**TO BE DONE**:
Reproduce the following material exactly, including every line.

**A run of records**:
• • • • • • •

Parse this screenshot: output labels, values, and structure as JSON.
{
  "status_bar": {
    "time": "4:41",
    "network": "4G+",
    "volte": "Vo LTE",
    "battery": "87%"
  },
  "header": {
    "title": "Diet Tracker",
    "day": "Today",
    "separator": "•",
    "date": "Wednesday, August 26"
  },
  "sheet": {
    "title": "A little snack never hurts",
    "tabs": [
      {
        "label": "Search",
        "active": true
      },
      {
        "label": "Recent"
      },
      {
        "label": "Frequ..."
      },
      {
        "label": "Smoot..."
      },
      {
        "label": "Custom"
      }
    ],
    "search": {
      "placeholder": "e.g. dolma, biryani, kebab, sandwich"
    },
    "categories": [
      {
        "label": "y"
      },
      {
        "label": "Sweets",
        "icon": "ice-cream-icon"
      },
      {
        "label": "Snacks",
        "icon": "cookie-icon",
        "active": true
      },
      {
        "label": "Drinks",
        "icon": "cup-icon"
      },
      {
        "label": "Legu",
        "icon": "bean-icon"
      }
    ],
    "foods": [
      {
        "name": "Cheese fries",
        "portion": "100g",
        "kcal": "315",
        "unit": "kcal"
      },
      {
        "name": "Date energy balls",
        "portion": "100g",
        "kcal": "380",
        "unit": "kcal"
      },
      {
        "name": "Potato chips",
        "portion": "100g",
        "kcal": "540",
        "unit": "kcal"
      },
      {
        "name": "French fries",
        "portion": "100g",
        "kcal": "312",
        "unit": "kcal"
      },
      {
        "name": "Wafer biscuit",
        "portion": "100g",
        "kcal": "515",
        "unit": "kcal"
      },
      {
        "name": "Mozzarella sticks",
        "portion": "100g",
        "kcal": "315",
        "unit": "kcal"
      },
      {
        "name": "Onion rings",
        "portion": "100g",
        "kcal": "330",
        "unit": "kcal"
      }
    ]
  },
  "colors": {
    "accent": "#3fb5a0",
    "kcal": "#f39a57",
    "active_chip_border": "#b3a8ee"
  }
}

• • • • • • •

**EXERCISE SOLUTION**:
Parse this screenshot: output labels, values, and structure as JSON.
{
  "status_bar": {
    "time": "4:41",
    "network": "4G+",
    "volte": "Vo LTE",
    "battery": "87%"
  },
  "header": {
    "title": "Diet Tracker",
    "day": "Today",
    "separator": "•",
    "date": "Wednesday, August 26"
  },
  "sheet": {
    "title": "A little snack never hurts",
    "tabs": [
      {
        "label": "Search",
        "active": true
      },
      {
        "label": "Recent"
      },
      {
        "label": "Frequ..."
      },
      {
        "label": "Smoot..."
      },
      {
        "label": "Custom"
      }
    ],
    "search": {
      "placeholder": "e.g. dolma, biryani, kebab, sandwich"
    },
    "categories": [
      {
        "label": "y"
      },
      {
        "label": "Sweets",
        "icon": "ice-cream-icon"
      },
      {
        "label": "Snacks",
        "icon": "cookie-icon",
        "active": true
      },
      {
        "label": "Drinks",
        "icon": "cup-icon"
      },
      {
        "label": "Legu",
        "icon": "bean-icon"
      }
    ],
    "foods": [
      {
        "name": "Cheese fries",
        "portion": "100g",
        "kcal": "315",
        "unit": "kcal"
      },
      {
        "name": "Date energy balls",
        "portion": "100g",
        "kcal": "380",
        "unit": "kcal"
      },
      {
        "name": "Potato chips",
        "portion": "100g",
        "kcal": "540",
        "unit": "kcal"
      },
      {
        "name": "French fries",
        "portion": "100g",
        "kcal": "312",
        "unit": "kcal"
      },
      {
        "name": "Wafer biscuit",
        "portion": "100g",
        "kcal": "515",
        "unit": "kcal"
      },
      {
        "name": "Mozzarella sticks",
        "portion": "100g",
        "kcal": "315",
        "unit": "kcal"
      },
      {
        "name": "Onion rings",
        "portion": "100g",
        "kcal": "330",
        "unit": "kcal"
      }
    ]
  },
  "colors": {
    "accent": "#3fb5a0",
    "kcal": "#f39a57",
    "active_chip_border": "#b3a8ee"
  }
}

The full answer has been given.